## TO BE DONE
In the records below, find each line with the word "Certificate" and copy it.

## GIVEN RECORDS
===

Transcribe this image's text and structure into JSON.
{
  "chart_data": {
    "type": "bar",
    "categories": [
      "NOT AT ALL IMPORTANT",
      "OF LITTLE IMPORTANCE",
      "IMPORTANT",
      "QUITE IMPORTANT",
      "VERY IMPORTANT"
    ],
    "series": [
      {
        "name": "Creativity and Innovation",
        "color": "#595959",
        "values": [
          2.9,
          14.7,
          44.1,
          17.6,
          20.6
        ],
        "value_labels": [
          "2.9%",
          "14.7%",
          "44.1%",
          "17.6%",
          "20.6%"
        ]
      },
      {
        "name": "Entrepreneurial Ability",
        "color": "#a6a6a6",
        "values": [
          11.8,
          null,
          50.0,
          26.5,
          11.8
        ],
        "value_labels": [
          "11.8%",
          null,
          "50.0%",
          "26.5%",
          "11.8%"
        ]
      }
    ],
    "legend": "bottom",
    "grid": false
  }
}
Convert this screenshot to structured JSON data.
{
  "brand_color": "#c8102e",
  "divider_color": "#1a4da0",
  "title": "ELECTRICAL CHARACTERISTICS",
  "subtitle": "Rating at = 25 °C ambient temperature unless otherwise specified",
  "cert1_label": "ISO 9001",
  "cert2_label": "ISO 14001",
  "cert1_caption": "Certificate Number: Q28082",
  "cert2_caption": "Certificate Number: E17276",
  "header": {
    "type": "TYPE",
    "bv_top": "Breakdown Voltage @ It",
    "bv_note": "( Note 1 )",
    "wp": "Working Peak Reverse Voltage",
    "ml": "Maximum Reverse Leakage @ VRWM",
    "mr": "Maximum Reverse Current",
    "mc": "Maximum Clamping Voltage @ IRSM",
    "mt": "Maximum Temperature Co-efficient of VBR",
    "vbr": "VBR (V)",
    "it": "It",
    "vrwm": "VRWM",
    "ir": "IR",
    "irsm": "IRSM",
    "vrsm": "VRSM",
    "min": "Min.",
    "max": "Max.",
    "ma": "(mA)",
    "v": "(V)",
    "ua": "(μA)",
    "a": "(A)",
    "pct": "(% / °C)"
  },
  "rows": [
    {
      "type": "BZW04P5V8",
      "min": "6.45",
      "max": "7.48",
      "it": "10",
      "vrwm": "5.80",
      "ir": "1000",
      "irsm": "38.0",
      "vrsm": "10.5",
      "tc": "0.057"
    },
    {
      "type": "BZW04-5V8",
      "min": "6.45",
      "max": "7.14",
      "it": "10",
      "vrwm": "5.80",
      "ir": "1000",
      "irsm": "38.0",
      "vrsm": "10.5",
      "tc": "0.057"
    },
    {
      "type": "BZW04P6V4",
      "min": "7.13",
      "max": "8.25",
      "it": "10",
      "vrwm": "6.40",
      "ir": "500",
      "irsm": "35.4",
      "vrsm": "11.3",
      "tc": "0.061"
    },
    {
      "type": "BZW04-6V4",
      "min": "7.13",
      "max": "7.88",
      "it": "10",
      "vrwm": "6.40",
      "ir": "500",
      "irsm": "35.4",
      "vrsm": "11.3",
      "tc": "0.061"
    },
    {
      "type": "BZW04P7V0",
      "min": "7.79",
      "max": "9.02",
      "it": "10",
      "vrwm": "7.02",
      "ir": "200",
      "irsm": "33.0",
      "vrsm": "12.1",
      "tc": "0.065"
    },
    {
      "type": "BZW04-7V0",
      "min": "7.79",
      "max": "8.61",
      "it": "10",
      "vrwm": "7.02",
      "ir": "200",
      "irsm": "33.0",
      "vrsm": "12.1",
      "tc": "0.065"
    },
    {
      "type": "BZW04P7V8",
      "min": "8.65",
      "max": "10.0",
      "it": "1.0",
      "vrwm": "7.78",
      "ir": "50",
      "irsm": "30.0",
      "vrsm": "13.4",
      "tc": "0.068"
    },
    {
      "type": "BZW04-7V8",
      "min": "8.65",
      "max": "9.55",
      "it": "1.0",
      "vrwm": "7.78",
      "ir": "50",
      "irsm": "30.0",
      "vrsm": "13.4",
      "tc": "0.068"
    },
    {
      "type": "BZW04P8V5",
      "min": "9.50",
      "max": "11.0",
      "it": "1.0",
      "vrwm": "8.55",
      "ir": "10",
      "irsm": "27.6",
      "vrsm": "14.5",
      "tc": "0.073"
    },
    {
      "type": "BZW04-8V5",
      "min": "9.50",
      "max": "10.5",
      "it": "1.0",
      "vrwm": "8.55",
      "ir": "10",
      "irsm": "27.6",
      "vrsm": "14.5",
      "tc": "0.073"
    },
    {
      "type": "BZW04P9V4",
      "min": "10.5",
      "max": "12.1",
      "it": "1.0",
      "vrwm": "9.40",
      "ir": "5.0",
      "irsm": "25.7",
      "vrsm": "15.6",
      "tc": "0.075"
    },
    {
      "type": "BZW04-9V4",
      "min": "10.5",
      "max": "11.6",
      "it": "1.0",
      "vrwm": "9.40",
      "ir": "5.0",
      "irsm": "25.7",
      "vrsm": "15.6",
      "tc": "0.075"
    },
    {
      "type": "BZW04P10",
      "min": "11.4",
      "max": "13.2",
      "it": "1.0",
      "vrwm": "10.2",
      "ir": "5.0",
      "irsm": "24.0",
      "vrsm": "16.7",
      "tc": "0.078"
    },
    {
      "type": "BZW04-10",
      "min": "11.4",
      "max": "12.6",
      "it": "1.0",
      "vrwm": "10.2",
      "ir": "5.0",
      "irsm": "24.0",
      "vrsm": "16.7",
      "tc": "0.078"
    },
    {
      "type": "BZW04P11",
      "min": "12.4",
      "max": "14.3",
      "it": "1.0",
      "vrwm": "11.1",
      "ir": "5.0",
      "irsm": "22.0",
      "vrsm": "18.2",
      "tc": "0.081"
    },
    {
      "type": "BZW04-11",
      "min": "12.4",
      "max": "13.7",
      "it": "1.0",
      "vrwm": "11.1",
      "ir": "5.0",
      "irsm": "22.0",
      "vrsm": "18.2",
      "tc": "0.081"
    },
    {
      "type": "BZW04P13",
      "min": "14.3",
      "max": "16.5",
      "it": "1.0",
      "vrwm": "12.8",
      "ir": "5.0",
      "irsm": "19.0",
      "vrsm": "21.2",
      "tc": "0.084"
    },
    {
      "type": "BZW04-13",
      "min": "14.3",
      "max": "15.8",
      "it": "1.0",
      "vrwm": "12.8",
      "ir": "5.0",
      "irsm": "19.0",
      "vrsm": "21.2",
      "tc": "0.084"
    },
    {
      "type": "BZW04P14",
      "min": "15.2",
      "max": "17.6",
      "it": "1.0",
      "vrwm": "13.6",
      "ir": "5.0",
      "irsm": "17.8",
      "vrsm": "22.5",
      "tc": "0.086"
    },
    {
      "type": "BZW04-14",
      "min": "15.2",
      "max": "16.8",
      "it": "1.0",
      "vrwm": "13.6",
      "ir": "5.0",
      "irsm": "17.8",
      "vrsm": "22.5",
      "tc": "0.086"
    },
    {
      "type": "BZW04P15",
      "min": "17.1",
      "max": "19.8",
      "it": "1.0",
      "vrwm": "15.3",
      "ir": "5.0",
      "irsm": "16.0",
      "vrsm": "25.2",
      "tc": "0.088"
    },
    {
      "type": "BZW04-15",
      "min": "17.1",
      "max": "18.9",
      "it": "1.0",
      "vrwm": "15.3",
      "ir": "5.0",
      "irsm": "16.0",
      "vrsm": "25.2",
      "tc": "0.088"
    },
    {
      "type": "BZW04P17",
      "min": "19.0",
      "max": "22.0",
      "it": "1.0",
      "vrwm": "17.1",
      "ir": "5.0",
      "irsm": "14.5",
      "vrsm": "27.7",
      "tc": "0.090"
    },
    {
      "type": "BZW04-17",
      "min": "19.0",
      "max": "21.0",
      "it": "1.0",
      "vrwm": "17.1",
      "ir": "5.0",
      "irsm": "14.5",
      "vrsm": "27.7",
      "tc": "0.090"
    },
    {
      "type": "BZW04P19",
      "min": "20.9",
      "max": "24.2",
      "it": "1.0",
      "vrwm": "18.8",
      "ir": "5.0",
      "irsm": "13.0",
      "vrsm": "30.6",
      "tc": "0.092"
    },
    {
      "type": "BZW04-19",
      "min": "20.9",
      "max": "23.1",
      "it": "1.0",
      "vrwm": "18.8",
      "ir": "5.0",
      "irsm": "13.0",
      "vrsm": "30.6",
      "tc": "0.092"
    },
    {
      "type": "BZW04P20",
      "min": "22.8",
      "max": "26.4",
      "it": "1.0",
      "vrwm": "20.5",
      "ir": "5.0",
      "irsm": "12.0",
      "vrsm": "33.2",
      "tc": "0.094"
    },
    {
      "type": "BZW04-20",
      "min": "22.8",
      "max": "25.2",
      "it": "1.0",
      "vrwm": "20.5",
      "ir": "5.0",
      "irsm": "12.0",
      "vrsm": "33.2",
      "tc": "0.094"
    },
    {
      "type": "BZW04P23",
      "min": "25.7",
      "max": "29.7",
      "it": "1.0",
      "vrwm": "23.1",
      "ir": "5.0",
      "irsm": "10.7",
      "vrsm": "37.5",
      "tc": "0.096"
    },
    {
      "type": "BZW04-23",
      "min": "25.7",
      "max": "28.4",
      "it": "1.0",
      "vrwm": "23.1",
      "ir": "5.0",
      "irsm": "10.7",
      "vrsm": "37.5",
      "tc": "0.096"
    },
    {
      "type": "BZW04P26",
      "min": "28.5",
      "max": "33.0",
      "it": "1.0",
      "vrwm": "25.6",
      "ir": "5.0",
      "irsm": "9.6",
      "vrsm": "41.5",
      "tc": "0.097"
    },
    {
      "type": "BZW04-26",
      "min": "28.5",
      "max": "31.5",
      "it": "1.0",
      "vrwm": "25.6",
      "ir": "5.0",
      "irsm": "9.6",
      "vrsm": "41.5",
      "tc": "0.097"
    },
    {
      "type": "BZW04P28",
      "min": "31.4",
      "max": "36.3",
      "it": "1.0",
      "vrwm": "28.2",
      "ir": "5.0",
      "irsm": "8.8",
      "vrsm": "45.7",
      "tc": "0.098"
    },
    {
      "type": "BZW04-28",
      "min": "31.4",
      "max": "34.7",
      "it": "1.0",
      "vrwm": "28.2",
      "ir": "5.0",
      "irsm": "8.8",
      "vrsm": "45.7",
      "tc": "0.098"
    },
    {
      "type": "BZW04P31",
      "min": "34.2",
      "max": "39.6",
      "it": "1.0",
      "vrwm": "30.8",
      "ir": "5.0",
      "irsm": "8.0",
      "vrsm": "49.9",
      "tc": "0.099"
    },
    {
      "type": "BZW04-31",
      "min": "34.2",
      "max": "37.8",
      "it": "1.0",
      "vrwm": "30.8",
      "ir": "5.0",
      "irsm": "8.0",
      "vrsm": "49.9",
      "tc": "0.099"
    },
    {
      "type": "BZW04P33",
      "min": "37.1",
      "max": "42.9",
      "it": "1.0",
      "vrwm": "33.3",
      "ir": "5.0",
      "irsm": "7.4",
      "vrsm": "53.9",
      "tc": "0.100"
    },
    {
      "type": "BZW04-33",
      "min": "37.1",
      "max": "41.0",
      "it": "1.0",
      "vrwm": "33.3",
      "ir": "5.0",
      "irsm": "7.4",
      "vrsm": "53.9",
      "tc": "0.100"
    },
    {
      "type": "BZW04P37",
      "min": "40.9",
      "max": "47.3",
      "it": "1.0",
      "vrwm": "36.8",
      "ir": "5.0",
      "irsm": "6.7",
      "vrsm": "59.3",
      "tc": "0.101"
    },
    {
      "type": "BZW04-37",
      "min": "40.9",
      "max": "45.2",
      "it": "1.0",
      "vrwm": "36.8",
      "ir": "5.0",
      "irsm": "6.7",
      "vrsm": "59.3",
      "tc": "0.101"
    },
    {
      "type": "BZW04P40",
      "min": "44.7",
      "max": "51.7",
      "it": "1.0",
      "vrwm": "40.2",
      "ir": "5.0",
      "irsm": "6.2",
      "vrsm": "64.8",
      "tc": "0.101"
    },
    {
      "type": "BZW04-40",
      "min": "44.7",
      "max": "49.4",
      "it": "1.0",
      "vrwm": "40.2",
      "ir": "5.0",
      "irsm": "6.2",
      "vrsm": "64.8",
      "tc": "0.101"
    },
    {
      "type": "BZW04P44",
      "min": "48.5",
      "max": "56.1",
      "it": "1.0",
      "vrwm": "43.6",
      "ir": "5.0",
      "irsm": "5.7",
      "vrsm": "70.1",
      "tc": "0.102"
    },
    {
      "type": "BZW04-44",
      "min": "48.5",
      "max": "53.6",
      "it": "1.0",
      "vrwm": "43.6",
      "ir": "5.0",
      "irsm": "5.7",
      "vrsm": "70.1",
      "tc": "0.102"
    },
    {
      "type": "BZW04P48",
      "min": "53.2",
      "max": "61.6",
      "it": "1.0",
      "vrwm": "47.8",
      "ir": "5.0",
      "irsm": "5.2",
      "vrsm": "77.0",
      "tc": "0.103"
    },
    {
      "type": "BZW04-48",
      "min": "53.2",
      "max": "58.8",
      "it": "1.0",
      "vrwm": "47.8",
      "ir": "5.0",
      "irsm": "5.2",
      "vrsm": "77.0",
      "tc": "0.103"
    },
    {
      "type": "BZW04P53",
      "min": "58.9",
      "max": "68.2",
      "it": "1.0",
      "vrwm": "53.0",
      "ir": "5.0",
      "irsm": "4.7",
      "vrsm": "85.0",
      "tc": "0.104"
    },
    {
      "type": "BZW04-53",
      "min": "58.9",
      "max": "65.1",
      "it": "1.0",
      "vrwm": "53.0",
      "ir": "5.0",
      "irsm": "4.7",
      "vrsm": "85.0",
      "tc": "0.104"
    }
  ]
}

===

## COMPLETED EXERCISE
  "cert1_caption": "Certificate Number: Q28082",
  "cert2_caption": "Certificate Number: E17276",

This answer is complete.